(Records from a data collection)
==============================
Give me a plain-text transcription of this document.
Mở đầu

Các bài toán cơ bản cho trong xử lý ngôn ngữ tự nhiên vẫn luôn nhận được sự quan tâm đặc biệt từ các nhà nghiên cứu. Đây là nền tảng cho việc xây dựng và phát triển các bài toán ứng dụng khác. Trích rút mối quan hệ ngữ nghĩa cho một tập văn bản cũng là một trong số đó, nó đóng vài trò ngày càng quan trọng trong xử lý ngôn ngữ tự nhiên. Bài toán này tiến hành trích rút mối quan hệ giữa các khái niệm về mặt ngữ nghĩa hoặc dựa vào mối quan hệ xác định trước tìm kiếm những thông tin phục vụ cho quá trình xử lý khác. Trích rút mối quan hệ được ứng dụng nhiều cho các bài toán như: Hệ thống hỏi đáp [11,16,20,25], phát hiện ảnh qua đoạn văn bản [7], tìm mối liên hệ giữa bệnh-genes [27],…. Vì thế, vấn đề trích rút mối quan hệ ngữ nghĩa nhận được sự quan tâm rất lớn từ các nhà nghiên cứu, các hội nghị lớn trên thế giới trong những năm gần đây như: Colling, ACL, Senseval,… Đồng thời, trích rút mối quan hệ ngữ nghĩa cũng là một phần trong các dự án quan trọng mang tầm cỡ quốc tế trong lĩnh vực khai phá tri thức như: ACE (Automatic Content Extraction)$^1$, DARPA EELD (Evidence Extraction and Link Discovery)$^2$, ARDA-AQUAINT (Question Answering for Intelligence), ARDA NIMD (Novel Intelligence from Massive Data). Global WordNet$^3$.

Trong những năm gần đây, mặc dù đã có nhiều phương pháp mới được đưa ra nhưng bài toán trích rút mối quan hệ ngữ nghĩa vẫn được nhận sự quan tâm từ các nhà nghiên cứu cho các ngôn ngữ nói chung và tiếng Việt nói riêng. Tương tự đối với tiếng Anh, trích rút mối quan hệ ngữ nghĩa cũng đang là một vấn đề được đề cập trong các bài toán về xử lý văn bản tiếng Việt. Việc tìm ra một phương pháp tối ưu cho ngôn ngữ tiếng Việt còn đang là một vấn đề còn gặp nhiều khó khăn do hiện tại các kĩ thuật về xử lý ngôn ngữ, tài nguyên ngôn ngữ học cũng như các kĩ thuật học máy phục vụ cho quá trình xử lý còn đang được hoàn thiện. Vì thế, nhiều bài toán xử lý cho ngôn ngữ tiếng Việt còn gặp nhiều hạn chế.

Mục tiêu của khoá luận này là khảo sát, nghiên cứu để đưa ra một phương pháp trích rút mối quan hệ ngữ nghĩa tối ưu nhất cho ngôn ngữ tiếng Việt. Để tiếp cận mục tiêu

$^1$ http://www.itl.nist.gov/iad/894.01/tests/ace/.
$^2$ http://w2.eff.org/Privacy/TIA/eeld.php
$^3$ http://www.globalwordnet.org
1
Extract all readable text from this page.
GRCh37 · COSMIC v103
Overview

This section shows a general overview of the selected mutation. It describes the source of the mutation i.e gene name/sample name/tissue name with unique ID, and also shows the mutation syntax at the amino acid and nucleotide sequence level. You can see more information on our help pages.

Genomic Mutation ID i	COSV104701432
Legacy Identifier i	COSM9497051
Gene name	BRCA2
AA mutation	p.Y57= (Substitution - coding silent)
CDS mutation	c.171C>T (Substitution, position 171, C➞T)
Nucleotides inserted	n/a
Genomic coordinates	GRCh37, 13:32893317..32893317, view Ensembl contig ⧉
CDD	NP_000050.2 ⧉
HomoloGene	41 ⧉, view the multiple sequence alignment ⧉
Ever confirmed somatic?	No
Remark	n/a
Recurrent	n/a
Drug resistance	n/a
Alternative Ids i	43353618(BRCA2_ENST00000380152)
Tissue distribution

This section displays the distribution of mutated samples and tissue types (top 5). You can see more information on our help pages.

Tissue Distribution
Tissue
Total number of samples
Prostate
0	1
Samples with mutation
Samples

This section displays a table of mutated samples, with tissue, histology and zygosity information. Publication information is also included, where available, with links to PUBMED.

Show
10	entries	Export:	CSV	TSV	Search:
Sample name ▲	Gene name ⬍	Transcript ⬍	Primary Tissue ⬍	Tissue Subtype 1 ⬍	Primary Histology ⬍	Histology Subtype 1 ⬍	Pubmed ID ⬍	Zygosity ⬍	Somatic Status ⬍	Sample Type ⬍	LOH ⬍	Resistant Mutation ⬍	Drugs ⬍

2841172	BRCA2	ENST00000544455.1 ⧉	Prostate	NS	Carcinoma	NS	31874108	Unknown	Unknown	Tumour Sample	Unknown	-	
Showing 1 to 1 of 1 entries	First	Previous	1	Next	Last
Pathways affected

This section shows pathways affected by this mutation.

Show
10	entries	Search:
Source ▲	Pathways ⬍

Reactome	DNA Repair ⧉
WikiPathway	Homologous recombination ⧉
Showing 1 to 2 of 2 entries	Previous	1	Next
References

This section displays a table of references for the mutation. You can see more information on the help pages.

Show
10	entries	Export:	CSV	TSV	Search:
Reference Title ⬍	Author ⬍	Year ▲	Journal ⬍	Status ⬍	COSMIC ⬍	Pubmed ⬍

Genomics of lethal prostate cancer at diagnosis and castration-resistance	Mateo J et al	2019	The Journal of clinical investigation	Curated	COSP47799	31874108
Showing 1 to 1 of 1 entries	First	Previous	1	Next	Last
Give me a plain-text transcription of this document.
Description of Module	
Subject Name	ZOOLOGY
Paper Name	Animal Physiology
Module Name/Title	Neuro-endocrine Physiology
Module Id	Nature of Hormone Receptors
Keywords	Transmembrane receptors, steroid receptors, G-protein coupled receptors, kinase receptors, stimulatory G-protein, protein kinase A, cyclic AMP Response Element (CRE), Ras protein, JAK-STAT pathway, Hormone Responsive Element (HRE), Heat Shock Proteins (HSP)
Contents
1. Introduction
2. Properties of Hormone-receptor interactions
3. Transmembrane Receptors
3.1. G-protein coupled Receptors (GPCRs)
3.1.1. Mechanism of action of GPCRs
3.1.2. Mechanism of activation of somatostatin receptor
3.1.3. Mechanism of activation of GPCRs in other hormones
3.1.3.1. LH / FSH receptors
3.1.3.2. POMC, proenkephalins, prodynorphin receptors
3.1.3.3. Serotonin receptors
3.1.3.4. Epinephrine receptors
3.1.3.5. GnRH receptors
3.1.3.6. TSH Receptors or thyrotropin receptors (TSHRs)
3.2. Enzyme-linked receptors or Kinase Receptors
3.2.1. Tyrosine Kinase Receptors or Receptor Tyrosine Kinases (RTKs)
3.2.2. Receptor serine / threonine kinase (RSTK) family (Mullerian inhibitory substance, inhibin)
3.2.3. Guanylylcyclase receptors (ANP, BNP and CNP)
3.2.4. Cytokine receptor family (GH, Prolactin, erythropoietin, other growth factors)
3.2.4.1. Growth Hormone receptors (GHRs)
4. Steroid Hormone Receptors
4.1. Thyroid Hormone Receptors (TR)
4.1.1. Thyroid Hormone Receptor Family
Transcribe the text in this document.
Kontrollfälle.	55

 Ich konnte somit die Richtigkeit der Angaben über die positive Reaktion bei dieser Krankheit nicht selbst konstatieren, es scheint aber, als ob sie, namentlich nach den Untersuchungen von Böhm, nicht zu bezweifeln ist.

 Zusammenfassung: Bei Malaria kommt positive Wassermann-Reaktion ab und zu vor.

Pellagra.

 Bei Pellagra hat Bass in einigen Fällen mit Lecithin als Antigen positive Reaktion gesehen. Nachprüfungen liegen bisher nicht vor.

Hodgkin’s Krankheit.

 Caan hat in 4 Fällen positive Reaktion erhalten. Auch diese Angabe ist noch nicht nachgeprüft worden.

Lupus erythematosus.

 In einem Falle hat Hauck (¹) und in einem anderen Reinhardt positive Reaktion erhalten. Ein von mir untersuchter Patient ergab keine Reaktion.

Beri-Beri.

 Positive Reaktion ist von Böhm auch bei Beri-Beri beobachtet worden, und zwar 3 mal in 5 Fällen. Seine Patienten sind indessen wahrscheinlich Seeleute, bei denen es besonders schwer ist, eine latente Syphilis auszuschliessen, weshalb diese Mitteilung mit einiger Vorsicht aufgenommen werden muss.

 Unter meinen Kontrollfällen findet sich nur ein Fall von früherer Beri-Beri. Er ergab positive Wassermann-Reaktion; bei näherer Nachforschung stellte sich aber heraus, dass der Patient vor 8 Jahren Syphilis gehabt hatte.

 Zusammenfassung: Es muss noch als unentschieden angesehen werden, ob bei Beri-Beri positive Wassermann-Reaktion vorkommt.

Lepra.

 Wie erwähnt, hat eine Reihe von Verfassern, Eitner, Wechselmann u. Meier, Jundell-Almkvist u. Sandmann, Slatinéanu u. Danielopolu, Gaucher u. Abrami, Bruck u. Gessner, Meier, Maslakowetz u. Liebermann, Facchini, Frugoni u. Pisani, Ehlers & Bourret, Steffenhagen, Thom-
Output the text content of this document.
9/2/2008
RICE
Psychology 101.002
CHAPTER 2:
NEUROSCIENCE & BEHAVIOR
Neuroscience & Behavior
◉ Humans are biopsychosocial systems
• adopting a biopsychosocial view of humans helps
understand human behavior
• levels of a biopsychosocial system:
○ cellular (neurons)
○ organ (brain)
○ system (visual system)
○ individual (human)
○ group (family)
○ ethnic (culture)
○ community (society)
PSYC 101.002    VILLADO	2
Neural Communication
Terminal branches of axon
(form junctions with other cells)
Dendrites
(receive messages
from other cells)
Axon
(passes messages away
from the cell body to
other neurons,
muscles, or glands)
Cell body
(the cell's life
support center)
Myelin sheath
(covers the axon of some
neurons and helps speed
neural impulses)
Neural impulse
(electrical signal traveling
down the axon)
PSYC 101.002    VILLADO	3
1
==============================
> PROBLEM DETAILS
Show each line in the entries that holds the string "erhalten".

> TASK OUTPUT
 Caan hat in 4 Fällen positive Reaktion erhalten. Auch diese Angabe ist noch nicht nachgeprüft worden.
 In einem Falle hat Hauck (¹) und in einem anderen Reinhardt positive Reaktion erhalten. Ein von mir untersuchter Patient ergab keine Reaktion.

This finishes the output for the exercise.